_Task_
Filter this data down to the lines that hold "ffffff", and copy them.

[Items from a figure collection]
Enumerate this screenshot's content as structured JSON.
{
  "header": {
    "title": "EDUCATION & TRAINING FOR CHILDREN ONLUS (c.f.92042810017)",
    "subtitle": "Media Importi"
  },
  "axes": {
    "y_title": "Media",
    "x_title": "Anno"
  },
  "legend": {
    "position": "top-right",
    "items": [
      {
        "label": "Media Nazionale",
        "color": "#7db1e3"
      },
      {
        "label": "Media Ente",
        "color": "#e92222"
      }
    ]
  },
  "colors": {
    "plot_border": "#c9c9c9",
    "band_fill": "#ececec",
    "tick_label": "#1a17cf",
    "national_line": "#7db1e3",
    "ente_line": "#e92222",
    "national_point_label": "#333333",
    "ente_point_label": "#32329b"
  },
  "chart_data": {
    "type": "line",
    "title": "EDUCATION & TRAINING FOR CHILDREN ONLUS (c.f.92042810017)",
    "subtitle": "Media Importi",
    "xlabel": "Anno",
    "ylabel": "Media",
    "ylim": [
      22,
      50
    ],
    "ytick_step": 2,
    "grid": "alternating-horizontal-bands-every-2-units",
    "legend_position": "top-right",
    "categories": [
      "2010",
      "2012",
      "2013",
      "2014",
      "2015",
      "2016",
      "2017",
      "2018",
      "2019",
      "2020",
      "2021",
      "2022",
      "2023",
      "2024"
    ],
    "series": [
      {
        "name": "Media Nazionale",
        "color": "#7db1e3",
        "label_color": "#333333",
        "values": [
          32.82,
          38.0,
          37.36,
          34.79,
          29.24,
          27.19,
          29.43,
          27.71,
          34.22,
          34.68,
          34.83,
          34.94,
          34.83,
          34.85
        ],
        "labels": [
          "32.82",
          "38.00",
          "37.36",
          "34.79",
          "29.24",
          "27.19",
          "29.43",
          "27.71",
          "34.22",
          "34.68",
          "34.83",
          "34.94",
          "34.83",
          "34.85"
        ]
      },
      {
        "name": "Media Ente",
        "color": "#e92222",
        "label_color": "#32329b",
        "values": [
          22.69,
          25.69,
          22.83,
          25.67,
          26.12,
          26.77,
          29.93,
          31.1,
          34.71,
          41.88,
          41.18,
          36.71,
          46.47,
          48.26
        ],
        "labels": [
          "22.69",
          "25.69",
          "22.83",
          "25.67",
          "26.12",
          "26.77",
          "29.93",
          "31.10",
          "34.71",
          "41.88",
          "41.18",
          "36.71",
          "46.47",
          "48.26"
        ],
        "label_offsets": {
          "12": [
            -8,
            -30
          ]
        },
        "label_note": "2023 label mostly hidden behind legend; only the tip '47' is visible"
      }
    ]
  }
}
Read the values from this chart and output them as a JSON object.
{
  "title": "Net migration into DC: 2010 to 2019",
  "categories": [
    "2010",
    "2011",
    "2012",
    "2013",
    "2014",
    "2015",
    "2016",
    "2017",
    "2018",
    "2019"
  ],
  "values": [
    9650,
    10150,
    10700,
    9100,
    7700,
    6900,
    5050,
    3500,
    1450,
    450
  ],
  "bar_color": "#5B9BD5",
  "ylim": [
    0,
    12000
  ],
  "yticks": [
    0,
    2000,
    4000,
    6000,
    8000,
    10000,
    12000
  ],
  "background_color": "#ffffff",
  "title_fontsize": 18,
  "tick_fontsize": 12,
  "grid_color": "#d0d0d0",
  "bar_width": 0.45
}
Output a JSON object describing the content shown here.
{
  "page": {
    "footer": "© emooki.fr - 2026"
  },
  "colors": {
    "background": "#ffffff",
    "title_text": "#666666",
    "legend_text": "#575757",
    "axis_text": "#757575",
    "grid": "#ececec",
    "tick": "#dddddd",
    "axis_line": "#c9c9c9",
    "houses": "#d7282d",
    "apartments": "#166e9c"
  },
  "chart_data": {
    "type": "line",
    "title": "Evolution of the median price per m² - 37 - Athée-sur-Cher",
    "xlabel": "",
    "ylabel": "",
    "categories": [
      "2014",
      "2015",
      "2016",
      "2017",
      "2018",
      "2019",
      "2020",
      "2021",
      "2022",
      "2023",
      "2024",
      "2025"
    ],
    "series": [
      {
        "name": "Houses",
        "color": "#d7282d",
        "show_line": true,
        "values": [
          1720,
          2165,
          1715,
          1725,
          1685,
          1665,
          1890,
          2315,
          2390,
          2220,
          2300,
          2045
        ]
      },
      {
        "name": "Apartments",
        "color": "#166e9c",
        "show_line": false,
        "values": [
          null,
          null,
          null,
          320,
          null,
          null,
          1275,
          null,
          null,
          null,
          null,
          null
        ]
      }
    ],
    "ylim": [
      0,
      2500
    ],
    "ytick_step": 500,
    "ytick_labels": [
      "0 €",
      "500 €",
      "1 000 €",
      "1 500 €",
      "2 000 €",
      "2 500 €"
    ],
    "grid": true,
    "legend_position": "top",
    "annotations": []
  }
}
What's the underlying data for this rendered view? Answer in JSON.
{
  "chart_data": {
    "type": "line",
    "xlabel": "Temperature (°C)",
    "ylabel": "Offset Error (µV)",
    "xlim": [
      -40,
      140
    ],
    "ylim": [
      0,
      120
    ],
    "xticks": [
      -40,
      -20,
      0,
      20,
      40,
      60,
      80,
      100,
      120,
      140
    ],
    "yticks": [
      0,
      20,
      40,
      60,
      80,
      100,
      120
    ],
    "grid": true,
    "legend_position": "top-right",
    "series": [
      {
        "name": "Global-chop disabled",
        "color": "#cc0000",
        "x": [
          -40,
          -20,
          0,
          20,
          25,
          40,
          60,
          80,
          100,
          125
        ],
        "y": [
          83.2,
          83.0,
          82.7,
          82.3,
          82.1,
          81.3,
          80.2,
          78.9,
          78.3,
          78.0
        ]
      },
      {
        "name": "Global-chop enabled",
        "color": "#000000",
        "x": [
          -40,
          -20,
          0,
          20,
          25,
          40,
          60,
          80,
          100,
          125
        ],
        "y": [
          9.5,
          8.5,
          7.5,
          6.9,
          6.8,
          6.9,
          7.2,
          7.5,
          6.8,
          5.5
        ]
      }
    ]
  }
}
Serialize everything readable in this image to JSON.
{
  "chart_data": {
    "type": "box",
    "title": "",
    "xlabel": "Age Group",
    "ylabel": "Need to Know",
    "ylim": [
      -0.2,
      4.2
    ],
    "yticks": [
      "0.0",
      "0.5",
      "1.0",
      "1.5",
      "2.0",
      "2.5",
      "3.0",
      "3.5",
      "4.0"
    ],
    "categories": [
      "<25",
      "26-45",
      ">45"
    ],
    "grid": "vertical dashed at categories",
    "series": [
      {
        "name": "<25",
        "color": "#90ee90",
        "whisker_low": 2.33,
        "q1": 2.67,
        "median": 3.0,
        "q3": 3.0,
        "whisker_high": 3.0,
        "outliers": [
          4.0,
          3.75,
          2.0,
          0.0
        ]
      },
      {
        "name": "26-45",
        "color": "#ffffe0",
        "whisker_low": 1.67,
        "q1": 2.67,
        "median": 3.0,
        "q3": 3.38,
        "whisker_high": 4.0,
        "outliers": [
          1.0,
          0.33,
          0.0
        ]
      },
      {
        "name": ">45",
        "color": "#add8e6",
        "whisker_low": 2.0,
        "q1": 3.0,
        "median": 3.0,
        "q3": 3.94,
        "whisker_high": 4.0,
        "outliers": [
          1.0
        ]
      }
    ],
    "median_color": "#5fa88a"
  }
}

_Exercise response_
  "background_color": "#ffffff",
    "background": "#ffffff",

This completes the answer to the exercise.